[Figure record extracts]
---*---

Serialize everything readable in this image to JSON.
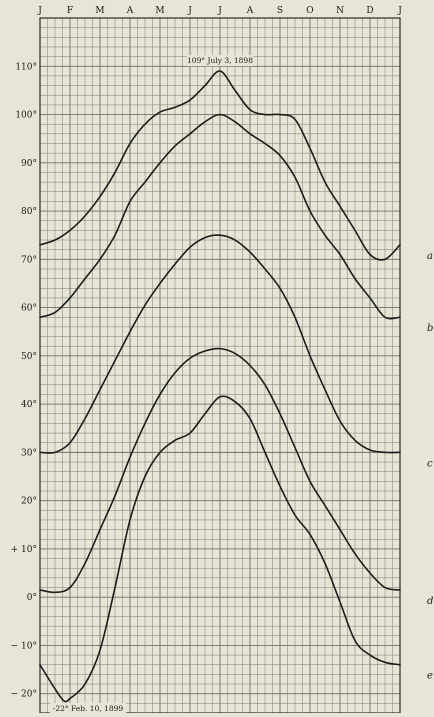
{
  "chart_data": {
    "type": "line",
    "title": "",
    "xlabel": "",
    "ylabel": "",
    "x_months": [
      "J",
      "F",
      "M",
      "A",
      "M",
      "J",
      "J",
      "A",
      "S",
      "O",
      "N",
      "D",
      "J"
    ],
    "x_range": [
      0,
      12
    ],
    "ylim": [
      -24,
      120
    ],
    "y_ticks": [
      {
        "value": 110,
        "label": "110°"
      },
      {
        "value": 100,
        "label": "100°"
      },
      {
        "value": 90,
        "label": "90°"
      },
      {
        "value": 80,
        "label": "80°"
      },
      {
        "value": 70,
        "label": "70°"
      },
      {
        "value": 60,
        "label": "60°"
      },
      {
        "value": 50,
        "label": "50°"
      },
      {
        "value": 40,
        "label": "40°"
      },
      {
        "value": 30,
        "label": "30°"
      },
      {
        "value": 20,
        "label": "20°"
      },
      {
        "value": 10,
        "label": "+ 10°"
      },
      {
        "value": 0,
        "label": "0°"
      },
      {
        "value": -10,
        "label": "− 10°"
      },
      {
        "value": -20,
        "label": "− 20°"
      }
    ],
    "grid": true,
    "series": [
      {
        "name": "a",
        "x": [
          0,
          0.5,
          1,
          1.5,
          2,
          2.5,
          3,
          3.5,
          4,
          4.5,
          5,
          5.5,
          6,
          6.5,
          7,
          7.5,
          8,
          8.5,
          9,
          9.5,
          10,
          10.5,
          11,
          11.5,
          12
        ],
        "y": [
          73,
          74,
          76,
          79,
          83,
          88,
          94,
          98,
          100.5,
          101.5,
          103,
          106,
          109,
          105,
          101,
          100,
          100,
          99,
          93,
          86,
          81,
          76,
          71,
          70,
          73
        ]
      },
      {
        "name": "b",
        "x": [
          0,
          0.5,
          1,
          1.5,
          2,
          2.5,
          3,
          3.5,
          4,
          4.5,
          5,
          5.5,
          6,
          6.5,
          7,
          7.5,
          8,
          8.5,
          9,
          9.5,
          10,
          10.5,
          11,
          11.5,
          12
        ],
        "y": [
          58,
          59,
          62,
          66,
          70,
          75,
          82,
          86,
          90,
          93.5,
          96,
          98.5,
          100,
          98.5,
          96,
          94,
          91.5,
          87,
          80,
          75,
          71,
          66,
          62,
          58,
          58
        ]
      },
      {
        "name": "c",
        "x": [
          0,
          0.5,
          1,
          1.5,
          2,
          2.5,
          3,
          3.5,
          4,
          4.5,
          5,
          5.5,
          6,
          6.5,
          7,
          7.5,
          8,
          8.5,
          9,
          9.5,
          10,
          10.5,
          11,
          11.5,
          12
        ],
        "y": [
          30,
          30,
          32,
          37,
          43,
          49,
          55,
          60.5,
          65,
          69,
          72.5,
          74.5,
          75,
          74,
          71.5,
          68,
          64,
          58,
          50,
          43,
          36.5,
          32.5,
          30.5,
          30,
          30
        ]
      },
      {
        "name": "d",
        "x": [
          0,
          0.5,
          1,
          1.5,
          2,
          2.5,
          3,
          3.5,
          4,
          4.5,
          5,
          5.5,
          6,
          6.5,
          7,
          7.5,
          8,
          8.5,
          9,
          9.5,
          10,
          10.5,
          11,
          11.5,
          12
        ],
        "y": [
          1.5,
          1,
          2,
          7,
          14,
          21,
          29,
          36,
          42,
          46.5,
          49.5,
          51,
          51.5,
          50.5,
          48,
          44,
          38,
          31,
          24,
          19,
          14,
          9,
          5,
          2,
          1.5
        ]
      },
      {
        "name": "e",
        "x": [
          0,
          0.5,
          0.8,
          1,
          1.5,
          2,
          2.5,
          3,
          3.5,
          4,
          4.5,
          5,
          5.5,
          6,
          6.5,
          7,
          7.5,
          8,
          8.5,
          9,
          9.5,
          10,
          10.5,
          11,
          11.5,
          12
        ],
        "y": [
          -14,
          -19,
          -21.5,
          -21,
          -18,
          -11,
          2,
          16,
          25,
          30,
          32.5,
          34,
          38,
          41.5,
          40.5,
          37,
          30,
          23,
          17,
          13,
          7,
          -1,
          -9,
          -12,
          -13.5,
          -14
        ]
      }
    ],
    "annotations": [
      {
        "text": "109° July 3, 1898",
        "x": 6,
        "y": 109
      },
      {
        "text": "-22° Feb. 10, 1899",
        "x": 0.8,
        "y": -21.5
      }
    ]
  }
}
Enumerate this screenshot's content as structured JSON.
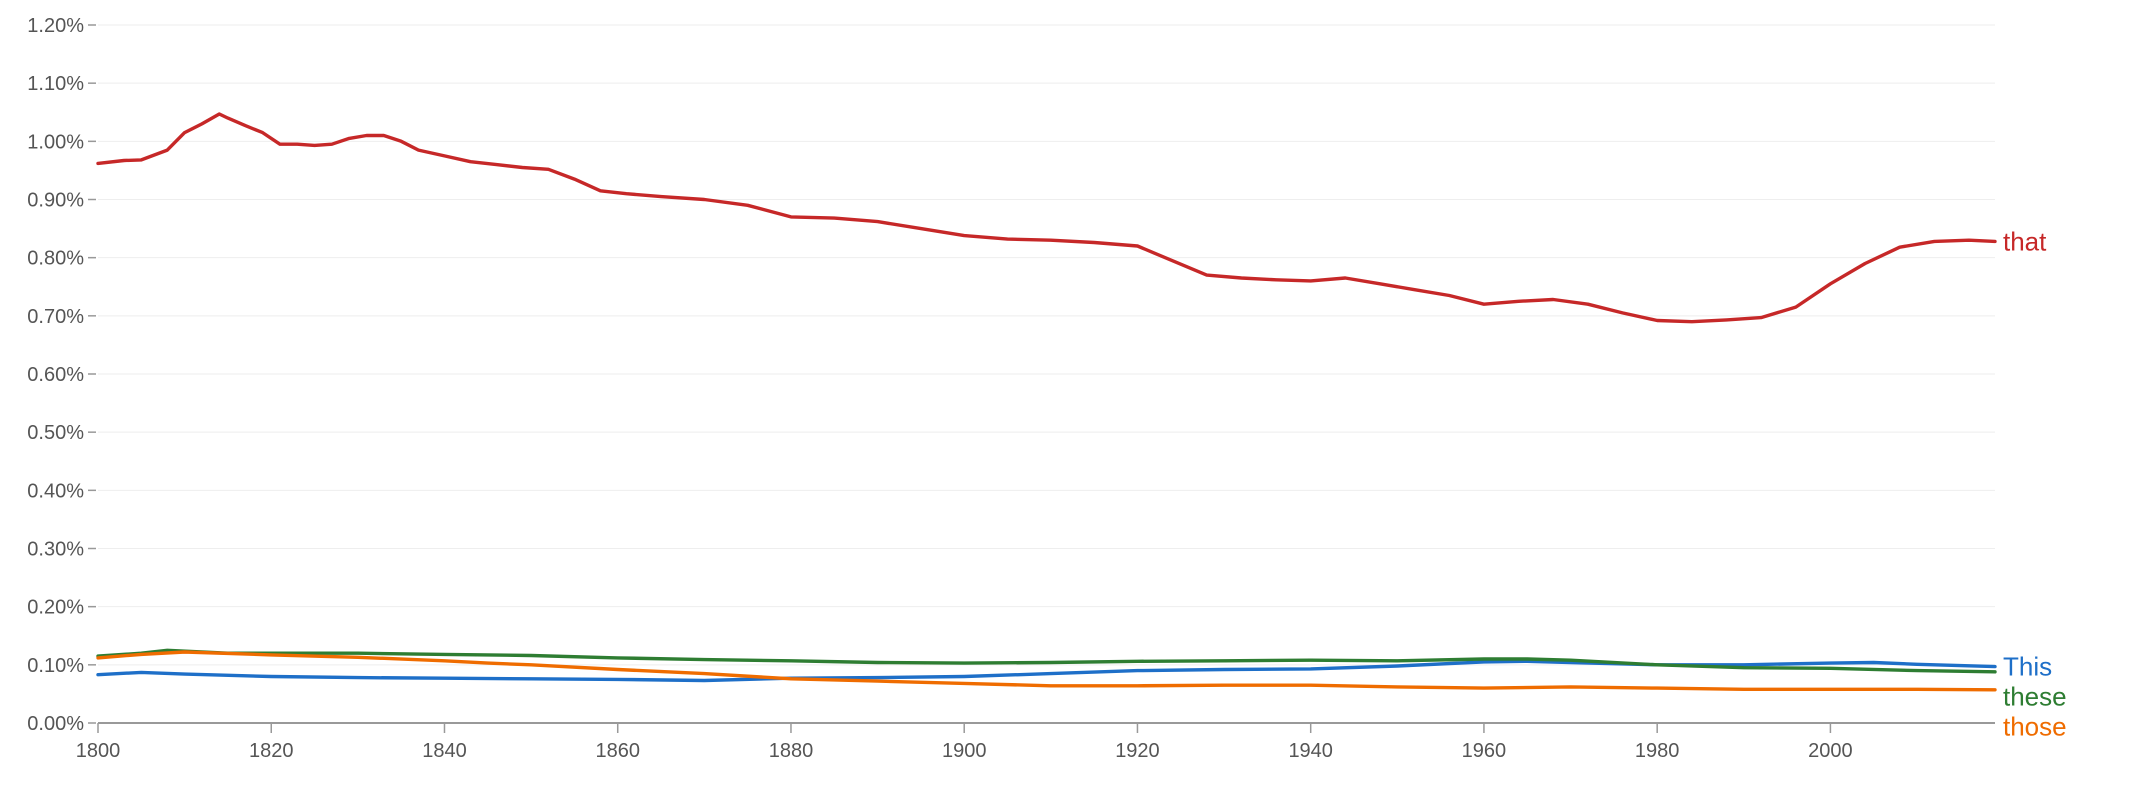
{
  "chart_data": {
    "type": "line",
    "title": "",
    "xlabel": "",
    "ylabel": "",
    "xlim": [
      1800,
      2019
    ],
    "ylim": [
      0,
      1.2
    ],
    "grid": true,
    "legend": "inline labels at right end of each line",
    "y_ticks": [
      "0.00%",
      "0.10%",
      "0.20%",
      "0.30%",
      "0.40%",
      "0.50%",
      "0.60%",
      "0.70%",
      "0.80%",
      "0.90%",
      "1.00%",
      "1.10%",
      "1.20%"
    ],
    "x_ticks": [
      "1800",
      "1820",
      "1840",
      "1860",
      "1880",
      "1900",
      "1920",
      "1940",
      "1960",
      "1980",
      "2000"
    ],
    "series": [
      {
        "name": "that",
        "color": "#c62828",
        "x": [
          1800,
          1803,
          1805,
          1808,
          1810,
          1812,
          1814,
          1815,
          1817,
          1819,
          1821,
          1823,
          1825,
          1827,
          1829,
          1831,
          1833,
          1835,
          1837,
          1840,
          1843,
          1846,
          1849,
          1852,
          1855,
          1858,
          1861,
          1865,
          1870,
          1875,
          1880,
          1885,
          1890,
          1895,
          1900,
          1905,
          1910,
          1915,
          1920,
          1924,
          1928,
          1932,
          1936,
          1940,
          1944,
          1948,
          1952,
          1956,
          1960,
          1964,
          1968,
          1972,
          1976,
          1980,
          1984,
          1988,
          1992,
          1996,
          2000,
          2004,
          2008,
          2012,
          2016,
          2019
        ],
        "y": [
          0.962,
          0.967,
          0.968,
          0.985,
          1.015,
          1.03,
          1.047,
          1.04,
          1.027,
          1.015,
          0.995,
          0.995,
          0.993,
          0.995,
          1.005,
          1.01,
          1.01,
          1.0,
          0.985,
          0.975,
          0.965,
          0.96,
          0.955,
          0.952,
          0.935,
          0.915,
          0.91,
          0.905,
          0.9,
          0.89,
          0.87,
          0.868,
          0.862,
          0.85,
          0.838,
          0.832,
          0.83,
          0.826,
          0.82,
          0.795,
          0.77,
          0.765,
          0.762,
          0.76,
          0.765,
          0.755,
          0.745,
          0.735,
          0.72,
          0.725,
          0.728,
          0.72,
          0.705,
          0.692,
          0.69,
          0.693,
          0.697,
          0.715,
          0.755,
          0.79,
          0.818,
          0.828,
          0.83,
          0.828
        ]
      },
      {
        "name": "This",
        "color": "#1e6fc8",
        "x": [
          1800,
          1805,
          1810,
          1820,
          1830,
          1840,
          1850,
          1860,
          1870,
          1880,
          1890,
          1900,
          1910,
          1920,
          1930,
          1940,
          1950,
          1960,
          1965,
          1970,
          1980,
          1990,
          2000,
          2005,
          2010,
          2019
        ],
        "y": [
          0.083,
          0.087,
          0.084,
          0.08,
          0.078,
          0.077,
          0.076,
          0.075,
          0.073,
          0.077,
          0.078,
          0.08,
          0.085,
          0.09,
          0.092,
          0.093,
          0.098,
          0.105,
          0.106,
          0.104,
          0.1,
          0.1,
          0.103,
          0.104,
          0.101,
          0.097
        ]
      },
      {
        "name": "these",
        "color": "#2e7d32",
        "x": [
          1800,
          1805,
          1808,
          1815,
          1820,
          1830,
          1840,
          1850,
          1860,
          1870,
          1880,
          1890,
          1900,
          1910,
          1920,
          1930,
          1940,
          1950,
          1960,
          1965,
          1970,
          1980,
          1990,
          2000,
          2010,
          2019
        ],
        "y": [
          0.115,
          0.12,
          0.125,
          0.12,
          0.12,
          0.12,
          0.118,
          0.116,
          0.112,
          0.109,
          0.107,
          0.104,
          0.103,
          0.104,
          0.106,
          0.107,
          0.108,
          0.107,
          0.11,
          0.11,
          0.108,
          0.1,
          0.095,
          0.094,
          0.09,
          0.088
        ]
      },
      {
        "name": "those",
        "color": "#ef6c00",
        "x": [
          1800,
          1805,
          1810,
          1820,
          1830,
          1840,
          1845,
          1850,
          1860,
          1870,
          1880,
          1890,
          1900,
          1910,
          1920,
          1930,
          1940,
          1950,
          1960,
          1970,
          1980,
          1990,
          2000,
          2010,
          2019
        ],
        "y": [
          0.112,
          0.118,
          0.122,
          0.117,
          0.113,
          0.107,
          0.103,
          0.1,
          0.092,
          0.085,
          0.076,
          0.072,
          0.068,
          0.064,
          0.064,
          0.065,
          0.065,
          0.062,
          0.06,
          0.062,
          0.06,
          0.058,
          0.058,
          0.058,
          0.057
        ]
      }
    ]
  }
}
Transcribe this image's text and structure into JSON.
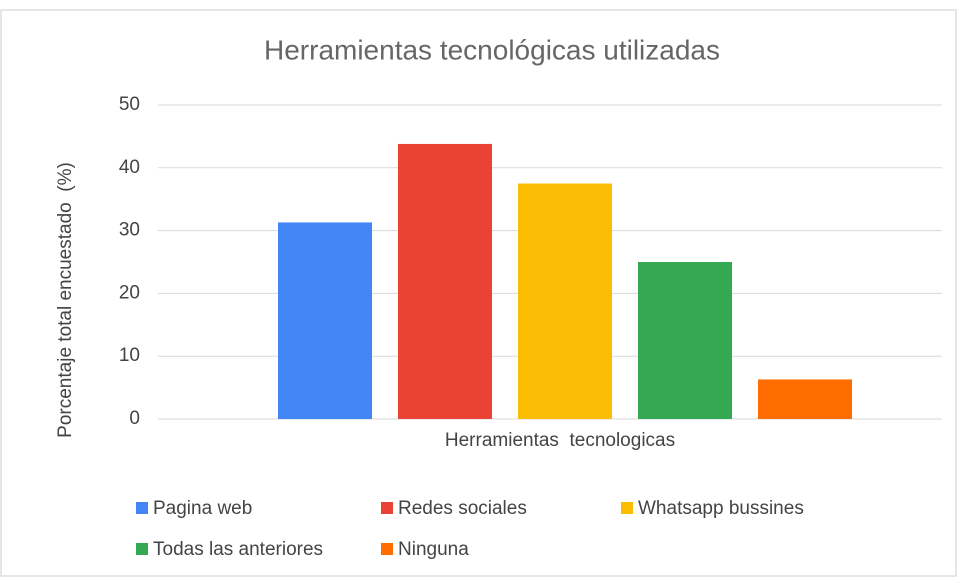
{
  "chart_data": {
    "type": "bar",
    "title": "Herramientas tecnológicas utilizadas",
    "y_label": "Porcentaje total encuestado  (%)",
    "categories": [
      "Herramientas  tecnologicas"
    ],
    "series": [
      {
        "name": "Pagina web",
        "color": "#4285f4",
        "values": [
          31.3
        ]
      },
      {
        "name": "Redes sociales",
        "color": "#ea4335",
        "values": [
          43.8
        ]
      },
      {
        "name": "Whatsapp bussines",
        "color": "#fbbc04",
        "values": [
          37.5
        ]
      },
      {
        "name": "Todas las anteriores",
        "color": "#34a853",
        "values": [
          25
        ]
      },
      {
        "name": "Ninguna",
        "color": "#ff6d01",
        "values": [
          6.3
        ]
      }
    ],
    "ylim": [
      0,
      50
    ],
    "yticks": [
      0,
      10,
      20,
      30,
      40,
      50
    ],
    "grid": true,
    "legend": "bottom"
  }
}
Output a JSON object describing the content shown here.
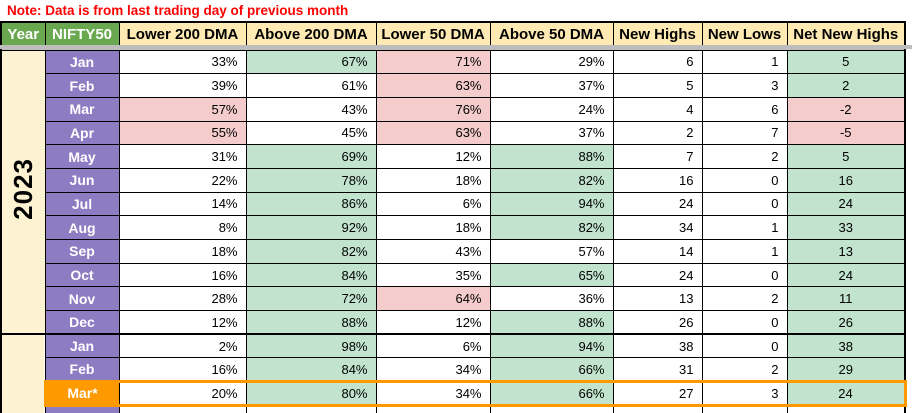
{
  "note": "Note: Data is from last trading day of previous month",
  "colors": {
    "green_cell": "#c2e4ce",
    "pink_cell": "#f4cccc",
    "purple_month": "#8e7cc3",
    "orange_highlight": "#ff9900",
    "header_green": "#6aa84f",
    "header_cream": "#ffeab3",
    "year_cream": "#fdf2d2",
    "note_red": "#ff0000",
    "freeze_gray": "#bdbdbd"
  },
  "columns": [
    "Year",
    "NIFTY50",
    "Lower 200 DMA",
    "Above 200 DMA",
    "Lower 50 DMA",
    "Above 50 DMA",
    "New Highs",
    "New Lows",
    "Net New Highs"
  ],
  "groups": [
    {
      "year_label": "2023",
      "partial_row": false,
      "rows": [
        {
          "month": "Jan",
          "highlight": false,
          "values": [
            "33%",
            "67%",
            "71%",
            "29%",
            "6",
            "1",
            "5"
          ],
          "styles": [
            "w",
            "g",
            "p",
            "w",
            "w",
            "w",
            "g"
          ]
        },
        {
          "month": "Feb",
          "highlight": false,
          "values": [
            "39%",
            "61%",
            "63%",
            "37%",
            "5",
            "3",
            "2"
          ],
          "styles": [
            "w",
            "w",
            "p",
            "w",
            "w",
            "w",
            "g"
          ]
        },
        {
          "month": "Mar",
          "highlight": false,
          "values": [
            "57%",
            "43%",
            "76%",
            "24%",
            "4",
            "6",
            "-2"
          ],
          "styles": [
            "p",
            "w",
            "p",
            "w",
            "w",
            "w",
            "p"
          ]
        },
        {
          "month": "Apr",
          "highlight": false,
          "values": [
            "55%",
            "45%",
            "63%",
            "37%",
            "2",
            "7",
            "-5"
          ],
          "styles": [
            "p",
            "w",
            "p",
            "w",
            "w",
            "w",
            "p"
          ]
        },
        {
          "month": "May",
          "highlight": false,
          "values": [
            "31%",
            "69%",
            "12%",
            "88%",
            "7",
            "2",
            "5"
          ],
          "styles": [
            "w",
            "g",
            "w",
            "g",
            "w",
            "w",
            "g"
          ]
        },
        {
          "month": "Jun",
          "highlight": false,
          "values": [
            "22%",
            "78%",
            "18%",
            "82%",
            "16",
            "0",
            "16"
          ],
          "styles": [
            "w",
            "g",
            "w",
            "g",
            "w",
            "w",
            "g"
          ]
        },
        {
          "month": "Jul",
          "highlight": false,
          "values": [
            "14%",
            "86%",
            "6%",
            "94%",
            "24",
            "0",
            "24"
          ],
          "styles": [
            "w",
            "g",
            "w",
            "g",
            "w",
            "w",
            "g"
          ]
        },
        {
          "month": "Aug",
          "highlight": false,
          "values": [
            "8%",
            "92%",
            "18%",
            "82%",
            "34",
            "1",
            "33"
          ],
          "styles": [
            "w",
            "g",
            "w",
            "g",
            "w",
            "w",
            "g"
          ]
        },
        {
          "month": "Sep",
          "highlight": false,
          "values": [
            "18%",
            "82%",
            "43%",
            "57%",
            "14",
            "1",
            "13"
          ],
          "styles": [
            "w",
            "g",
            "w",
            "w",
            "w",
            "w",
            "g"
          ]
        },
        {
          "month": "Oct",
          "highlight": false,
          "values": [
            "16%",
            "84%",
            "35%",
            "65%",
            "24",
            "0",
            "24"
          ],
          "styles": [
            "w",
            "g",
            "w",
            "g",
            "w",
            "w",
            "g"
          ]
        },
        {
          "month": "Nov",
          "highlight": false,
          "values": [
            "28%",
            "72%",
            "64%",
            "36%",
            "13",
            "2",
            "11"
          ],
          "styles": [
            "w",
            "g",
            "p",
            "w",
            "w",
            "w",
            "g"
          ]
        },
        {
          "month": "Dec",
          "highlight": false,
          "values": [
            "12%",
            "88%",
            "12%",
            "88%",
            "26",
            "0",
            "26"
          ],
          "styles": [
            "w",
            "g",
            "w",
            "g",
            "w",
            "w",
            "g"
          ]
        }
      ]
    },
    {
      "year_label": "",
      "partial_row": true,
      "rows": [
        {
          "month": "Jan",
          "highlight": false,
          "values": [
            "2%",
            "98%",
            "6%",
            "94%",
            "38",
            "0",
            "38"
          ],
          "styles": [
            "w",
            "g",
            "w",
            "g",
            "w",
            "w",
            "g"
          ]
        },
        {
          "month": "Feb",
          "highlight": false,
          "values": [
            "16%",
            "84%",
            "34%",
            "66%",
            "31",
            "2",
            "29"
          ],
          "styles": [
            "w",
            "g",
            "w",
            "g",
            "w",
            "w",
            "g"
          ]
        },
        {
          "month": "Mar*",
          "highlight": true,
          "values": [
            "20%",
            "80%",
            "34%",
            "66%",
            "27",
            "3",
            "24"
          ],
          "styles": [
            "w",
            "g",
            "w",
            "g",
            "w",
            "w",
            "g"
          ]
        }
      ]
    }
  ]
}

---*---

> Problem
Pick out every line above that contains the word "text" and copy it.

> Worked answer
        "text": "109° July 3, 1898",
        "text": "-22° Feb. 10, 1899",
Transcribe this image's text and structure into JSON.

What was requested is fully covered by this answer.